▸ **What to produce**:
Leaving out all pictures, return the records word for word.

------ Dataset entries

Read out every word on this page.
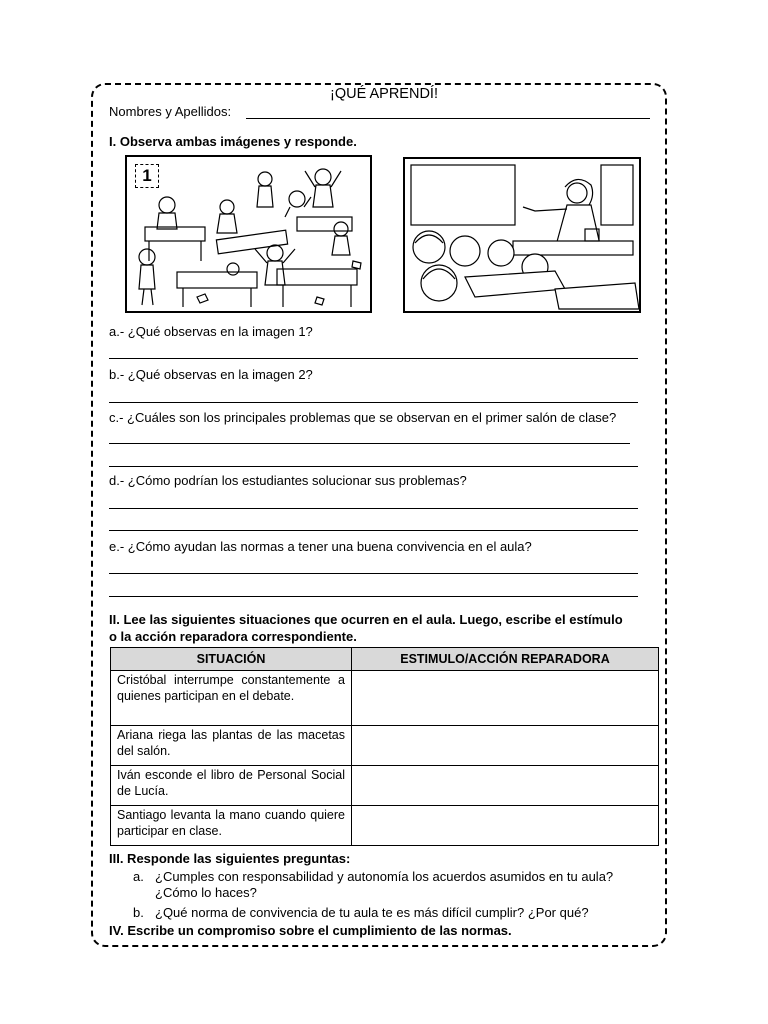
¡QUÉ APRENDÍ!
Nombres y Apellidos:
I. Observa ambas imágenes y responde.
1
a.- ¿Qué observas en la imagen 1?
b.- ¿Qué observas en la imagen 2?
c.- ¿Cuáles son los principales problemas que se observan en el primer salón de clase?
d.- ¿Cómo podrían los estudiantes solucionar sus problemas?
e.- ¿Cómo ayudan las normas a tener una buena convivencia en el aula?
II. Lee las siguientes situaciones que ocurren en el aula. Luego, escribe el estímulo
o la acción reparadora correspondiente.
SITUACIÓN	ESTIMULO/ACCIÓN REPARADORA
Cristóbal interrumpe constantemente a quienes participan en el debate.	
Ariana riega las plantas de las macetas del salón.	
Iván esconde el libro de Personal Social de Lucía.	
Santiago levanta la mano cuando quiere participar en clase.	
III. Responde las siguientes preguntas:
a. ¿Cumples con responsabilidad y autonomía los acuerdos asumidos en tu aula?
¿Cómo lo haces?
b. ¿Qué norma de convivencia de tu aula te es más difícil cumplir? ¿Por qué?
IV. Escribe un compromiso sobre el cumplimiento de las normas.
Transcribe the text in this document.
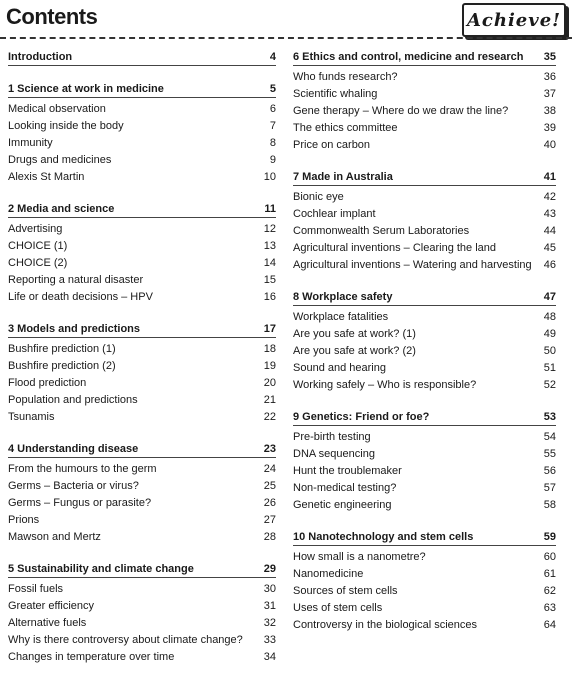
Contents	Achieve!
Introduction	4
1 Science at work in medicine	5
Medical observation	6
Looking inside the body	7
Immunity	8
Drugs and medicines	9
Alexis St Martin	10
2 Media and science	11
Advertising	12
CHOICE (1)	13
CHOICE (2)	14
Reporting a natural disaster	15
Life or death decisions – HPV	16
3 Models and predictions	17
Bushfire prediction (1)	18
Bushfire prediction (2)	19
Flood prediction	20
Population and predictions	21
Tsunamis	22
4 Understanding disease	23
From the humours to the germ	24
Germs – Bacteria or virus?	25
Germs – Fungus or parasite?	26
Prions	27
Mawson and Mertz	28
5 Sustainability and climate change	29
Fossil fuels	30
Greater efficiency	31
Alternative fuels	32
Why is there controversy about climate change?	33
Changes in temperature over time	34
6 Ethics and control, medicine and research	35
Who funds research?	36
Scientific whaling	37
Gene therapy – Where do we draw the line?	38
The ethics committee	39
Price on carbon	40
7 Made in Australia	41
Bionic eye	42
Cochlear implant	43
Commonwealth Serum Laboratories	44
Agricultural inventions – Clearing the land	45
Agricultural inventions – Watering and harvesting	46
8 Workplace safety	47
Workplace fatalities	48
Are you safe at work? (1)	49
Are you safe at work? (2)	50
Sound and hearing	51
Working safely – Who is responsible?	52
9 Genetics: Friend or foe?	53
Pre-birth testing	54
DNA sequencing	55
Hunt the troublemaker	56
Non-medical testing?	57
Genetic engineering	58
10 Nanotechnology and stem cells	59
How small is a nanometre?	60
Nanomedicine	61
Sources of stem cells	62
Uses of stem cells	63
Controversy in the biological sciences	64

------------

▸ **Answer to this task**:
Read out every word on this page.
¡QUÉ APRENDÍ!
Nombres y Apellidos:
I. Observa ambas imágenes y responde.
1
a.- ¿Qué observas en la imagen 1?
b.- ¿Qué observas en la imagen 2?
c.- ¿Cuáles son los principales problemas que se observan en el primer salón de clase?
d.- ¿Cómo podrían los estudiantes solucionar sus problemas?
e.- ¿Cómo ayudan las normas a tener una buena convivencia en el aula?
II. Lee las siguientes situaciones que ocurren en el aula. Luego, escribe el estímulo
o la acción reparadora correspondiente.
SITUACIÓN	ESTIMULO/ACCIÓN REPARADORA
Cristóbal interrumpe constantemente a quienes participan en el debate.	
Ariana riega las plantas de las macetas del salón.	
Iván esconde el libro de Personal Social de Lucía.	
Santiago levanta la mano cuando quiere participar en clase.	
III. Responde las siguientes preguntas:
a. ¿Cumples con responsabilidad y autonomía los acuerdos asumidos en tu aula?
¿Cómo lo haces?
b. ¿Qué norma de convivencia de tu aula te es más difícil cumplir? ¿Por qué?
IV. Escribe un compromiso sobre el cumplimiento de las normas.
Transcribe the text in this document.
Contents	Achieve!
Introduction	4
1 Science at work in medicine	5
Medical observation	6
Looking inside the body	7
Immunity	8
Drugs and medicines	9
Alexis St Martin	10
2 Media and science	11
Advertising	12
CHOICE (1)	13
CHOICE (2)	14
Reporting a natural disaster	15
Life or death decisions – HPV	16
3 Models and predictions	17
Bushfire prediction (1)	18
Bushfire prediction (2)	19
Flood prediction	20
Population and predictions	21
Tsunamis	22
4 Understanding disease	23
From the humours to the germ	24
Germs – Bacteria or virus?	25
Germs – Fungus or parasite?	26
Prions	27
Mawson and Mertz	28
5 Sustainability and climate change	29
Fossil fuels	30
Greater efficiency	31
Alternative fuels	32
Why is there controversy about climate change?	33
Changes in temperature over time	34
6 Ethics and control, medicine and research	35
Who funds research?	36
Scientific whaling	37
Gene therapy – Where do we draw the line?	38
The ethics committee	39
Price on carbon	40
7 Made in Australia	41
Bionic eye	42
Cochlear implant	43
Commonwealth Serum Laboratories	44
Agricultural inventions – Clearing the land	45
Agricultural inventions – Watering and harvesting	46
8 Workplace safety	47
Workplace fatalities	48
Are you safe at work? (1)	49
Are you safe at work? (2)	50
Sound and hearing	51
Working safely – Who is responsible?	52
9 Genetics: Friend or foe?	53
Pre-birth testing	54
DNA sequencing	55
Hunt the troublemaker	56
Non-medical testing?	57
Genetic engineering	58
10 Nanotechnology and stem cells	59
How small is a nanometre?	60
Nanomedicine	61
Sources of stem cells	62
Uses of stem cells	63
Controversy in the biological sciences	64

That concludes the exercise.